# AIM OF THE EXERCISE
In this exercise, reproduce all the entries that follow exactly.

# LISTED RECORDS
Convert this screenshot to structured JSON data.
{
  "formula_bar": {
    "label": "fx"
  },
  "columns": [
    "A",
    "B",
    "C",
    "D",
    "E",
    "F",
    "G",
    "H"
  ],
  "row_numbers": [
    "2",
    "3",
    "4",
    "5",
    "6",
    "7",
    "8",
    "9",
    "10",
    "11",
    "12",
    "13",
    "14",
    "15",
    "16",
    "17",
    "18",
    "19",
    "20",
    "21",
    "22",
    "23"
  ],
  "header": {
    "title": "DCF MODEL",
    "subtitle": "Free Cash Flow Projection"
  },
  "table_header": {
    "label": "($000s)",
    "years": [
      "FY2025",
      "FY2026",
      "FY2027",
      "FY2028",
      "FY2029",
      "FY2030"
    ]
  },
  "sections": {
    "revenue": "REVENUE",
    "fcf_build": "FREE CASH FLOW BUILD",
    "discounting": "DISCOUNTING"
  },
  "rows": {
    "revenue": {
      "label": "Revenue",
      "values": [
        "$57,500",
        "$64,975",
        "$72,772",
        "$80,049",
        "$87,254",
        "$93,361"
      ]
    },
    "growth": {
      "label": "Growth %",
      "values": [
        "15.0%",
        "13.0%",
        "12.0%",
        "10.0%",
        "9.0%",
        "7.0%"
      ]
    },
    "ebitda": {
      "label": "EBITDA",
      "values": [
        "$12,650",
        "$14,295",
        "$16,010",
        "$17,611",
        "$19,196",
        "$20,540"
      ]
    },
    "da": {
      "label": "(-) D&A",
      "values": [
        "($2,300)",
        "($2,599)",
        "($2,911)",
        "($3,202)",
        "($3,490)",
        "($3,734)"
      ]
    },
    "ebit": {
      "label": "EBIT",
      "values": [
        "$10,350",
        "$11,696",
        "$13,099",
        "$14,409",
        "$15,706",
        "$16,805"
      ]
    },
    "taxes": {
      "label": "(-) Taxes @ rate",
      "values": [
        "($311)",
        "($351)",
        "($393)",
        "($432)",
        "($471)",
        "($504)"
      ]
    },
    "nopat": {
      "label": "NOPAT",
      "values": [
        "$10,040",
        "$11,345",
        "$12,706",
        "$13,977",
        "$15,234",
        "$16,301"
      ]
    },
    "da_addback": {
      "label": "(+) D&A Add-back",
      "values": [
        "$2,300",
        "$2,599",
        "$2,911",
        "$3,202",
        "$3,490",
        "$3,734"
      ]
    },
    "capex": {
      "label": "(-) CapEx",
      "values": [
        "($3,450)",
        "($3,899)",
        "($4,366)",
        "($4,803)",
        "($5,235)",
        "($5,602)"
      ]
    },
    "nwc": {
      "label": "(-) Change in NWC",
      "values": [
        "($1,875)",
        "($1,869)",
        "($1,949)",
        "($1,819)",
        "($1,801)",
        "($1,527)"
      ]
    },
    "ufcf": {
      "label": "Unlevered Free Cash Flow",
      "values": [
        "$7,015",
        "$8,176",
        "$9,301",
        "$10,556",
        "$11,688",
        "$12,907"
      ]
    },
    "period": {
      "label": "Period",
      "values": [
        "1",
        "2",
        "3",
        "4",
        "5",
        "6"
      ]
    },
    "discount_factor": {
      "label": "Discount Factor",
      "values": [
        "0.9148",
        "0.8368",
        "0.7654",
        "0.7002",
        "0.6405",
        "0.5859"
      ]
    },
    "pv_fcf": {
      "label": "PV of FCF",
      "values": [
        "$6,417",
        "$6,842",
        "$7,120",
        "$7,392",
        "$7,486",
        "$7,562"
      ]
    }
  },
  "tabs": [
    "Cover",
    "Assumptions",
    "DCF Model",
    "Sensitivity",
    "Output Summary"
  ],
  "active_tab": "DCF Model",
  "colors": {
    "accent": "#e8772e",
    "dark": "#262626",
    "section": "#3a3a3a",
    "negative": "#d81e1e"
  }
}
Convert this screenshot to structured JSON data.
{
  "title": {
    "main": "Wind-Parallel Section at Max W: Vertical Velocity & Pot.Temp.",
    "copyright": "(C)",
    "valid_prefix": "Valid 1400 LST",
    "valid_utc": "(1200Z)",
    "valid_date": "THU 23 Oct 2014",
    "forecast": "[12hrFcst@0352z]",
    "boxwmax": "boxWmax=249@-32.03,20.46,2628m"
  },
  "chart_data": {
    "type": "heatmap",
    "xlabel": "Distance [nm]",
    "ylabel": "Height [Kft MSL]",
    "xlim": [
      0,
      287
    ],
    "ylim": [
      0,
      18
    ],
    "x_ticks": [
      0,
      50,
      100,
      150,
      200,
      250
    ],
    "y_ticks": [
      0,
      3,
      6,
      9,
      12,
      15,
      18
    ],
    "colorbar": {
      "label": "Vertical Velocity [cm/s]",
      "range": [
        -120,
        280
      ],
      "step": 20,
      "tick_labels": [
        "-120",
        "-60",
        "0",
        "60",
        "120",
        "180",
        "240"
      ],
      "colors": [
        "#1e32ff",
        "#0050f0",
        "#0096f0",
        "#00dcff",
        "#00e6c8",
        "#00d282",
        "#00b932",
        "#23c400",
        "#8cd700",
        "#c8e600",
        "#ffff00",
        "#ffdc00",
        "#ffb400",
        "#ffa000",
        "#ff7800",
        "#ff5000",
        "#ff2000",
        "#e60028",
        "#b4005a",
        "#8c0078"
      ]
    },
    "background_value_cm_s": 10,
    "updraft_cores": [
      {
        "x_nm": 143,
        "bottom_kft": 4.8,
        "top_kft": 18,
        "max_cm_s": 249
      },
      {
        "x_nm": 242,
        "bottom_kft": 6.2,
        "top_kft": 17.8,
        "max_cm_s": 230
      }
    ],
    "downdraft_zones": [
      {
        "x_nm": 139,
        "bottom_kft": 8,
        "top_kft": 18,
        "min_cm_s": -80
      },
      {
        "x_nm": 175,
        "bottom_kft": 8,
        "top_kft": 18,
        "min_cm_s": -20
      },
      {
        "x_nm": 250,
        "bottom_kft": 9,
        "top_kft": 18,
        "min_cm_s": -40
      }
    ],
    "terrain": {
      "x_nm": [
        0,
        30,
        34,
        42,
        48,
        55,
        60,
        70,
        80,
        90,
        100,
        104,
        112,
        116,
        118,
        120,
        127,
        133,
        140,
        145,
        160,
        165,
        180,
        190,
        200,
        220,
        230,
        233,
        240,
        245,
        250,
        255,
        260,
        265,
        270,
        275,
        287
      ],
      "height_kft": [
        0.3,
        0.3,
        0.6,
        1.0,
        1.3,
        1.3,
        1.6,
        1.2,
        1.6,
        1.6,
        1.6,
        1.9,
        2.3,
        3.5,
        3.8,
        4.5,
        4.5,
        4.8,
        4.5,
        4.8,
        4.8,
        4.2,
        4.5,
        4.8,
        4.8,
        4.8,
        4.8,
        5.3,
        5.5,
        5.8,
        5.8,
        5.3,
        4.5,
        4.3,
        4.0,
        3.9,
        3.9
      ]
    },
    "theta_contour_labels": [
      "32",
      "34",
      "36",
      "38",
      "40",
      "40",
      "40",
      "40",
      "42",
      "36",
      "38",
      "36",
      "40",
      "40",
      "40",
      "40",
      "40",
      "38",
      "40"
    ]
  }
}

# FULL OUTPUT
Convert this screenshot to structured JSON data.
{
  "formula_bar": {
    "label": "fx"
  },
  "columns": [
    "A",
    "B",
    "C",
    "D",
    "E",
    "F",
    "G",
    "H"
  ],
  "row_numbers": [
    "2",
    "3",
    "4",
    "5",
    "6",
    "7",
    "8",
    "9",
    "10",
    "11",
    "12",
    "13",
    "14",
    "15",
    "16",
    "17",
    "18",
    "19",
    "20",
    "21",
    "22",
    "23"
  ],
  "header": {
    "title": "DCF MODEL",
    "subtitle": "Free Cash Flow Projection"
  },
  "table_header": {
    "label": "($000s)",
    "years": [
      "FY2025",
      "FY2026",
      "FY2027",
      "FY2028",
      "FY2029",
      "FY2030"
    ]
  },
  "sections": {
    "revenue": "REVENUE",
    "fcf_build": "FREE CASH FLOW BUILD",
    "discounting": "DISCOUNTING"
  },
  "rows": {
    "revenue": {
      "label": "Revenue",
      "values": [
        "$57,500",
        "$64,975",
        "$72,772",
        "$80,049",
        "$87,254",
        "$93,361"
      ]
    },
    "growth": {
      "label": "Growth %",
      "values": [
        "15.0%",
        "13.0%",
        "12.0%",
        "10.0%",
        "9.0%",
        "7.0%"
      ]
    },
    "ebitda": {
      "label": "EBITDA",
      "values": [
        "$12,650",
        "$14,295",
        "$16,010",
        "$17,611",
        "$19,196",
        "$20,540"
      ]
    },
    "da": {
      "label": "(-) D&A",
      "values": [
        "($2,300)",
        "($2,599)",
        "($2,911)",
        "($3,202)",
        "($3,490)",
        "($3,734)"
      ]
    },
    "ebit": {
      "label": "EBIT",
      "values": [
        "$10,350",
        "$11,696",
        "$13,099",
        "$14,409",
        "$15,706",
        "$16,805"
      ]
    },
    "taxes": {
      "label": "(-) Taxes @ rate",
      "values": [
        "($311)",
        "($351)",
        "($393)",
        "($432)",
        "($471)",
        "($504)"
      ]
    },
    "nopat": {
      "label": "NOPAT",
      "values": [
        "$10,040",
        "$11,345",
        "$12,706",
        "$13,977",
        "$15,234",
        "$16,301"
      ]
    },
    "da_addback": {
      "label": "(+) D&A Add-back",
      "values": [
        "$2,300",
        "$2,599",
        "$2,911",
        "$3,202",
        "$3,490",
        "$3,734"
      ]
    },
    "capex": {
      "label": "(-) CapEx",
      "values": [
        "($3,450)",
        "($3,899)",
        "($4,366)",
        "($4,803)",
        "($5,235)",
        "($5,602)"
      ]
    },
    "nwc": {
      "label": "(-) Change in NWC",
      "values": [
        "($1,875)",
        "($1,869)",
        "($1,949)",
        "($1,819)",
        "($1,801)",
        "($1,527)"
      ]
    },
    "ufcf": {
      "label": "Unlevered Free Cash Flow",
      "values": [
        "$7,015",
        "$8,176",
        "$9,301",
        "$10,556",
        "$11,688",
        "$12,907"
      ]
    },
    "period": {
      "label": "Period",
      "values": [
        "1",
        "2",
        "3",
        "4",
        "5",
        "6"
      ]
    },
    "discount_factor": {
      "label": "Discount Factor",
      "values": [
        "0.9148",
        "0.8368",
        "0.7654",
        "0.7002",
        "0.6405",
        "0.5859"
      ]
    },
    "pv_fcf": {
      "label": "PV of FCF",
      "values": [
        "$6,417",
        "$6,842",
        "$7,120",
        "$7,392",
        "$7,486",
        "$7,562"
      ]
    }
  },
  "tabs": [
    "Cover",
    "Assumptions",
    "DCF Model",
    "Sensitivity",
    "Output Summary"
  ],
  "active_tab": "DCF Model",
  "colors": {
    "accent": "#e8772e",
    "dark": "#262626",
    "section": "#3a3a3a",
    "negative": "#d81e1e"
  }
}
Convert this screenshot to structured JSON data.
{
  "title": {
    "main": "Wind-Parallel Section at Max W: Vertical Velocity & Pot.Temp.",
    "copyright": "(C)",
    "valid_prefix": "Valid 1400 LST",
    "valid_utc": "(1200Z)",
    "valid_date": "THU 23 Oct 2014",
    "forecast": "[12hrFcst@0352z]",
    "boxwmax": "boxWmax=249@-32.03,20.46,2628m"
  },
  "chart_data": {
    "type": "heatmap",
    "xlabel": "Distance [nm]",
    "ylabel": "Height [Kft MSL]",
    "xlim": [
      0,
      287
    ],
    "ylim": [
      0,
      18
    ],
    "x_ticks": [
      0,
      50,
      100,
      150,
      200,
      250
    ],
    "y_ticks": [
      0,
      3,
      6,
      9,
      12,
      15,
      18
    ],
    "colorbar": {
      "label": "Vertical Velocity [cm/s]",
      "range": [
        -120,
        280
      ],
      "step": 20,
      "tick_labels": [
        "-120",
        "-60",
        "0",
        "60",
        "120",
        "180",
        "240"
      ],
      "colors": [
        "#1e32ff",
        "#0050f0",
        "#0096f0",
        "#00dcff",
        "#00e6c8",
        "#00d282",
        "#00b932",
        "#23c400",
        "#8cd700",
        "#c8e600",
        "#ffff00",
        "#ffdc00",
        "#ffb400",
        "#ffa000",
        "#ff7800",
        "#ff5000",
        "#ff2000",
        "#e60028",
        "#b4005a",
        "#8c0078"
      ]
    },
    "background_value_cm_s": 10,
    "updraft_cores": [
      {
        "x_nm": 143,
        "bottom_kft": 4.8,
        "top_kft": 18,
        "max_cm_s": 249
      },
      {
        "x_nm": 242,
        "bottom_kft": 6.2,
        "top_kft": 17.8,
        "max_cm_s": 230
      }
    ],
    "downdraft_zones": [
      {
        "x_nm": 139,
        "bottom_kft": 8,
        "top_kft": 18,
        "min_cm_s": -80
      },
      {
        "x_nm": 175,
        "bottom_kft": 8,
        "top_kft": 18,
        "min_cm_s": -20
      },
      {
        "x_nm": 250,
        "bottom_kft": 9,
        "top_kft": 18,
        "min_cm_s": -40
      }
    ],
    "terrain": {
      "x_nm": [
        0,
        30,
        34,
        42,
        48,
        55,
        60,
        70,
        80,
        90,
        100,
        104,
        112,
        116,
        118,
        120,
        127,
        133,
        140,
        145,
        160,
        165,
        180,
        190,
        200,
        220,
        230,
        233,
        240,
        245,
        250,
        255,
        260,
        265,
        270,
        275,
        287
      ],
      "height_kft": [
        0.3,
        0.3,
        0.6,
        1.0,
        1.3,
        1.3,
        1.6,
        1.2,
        1.6,
        1.6,
        1.6,
        1.9,
        2.3,
        3.5,
        3.8,
        4.5,
        4.5,
        4.8,
        4.5,
        4.8,
        4.8,
        4.2,
        4.5,
        4.8,
        4.8,
        4.8,
        4.8,
        5.3,
        5.5,
        5.8,
        5.8,
        5.3,
        4.5,
        4.3,
        4.0,
        3.9,
        3.9
      ]
    },
    "theta_contour_labels": [
      "32",
      "34",
      "36",
      "38",
      "40",
      "40",
      "40",
      "40",
      "42",
      "36",
      "38",
      "36",
      "40",
      "40",
      "40",
      "40",
      "40",
      "38",
      "40"
    ]
  }
}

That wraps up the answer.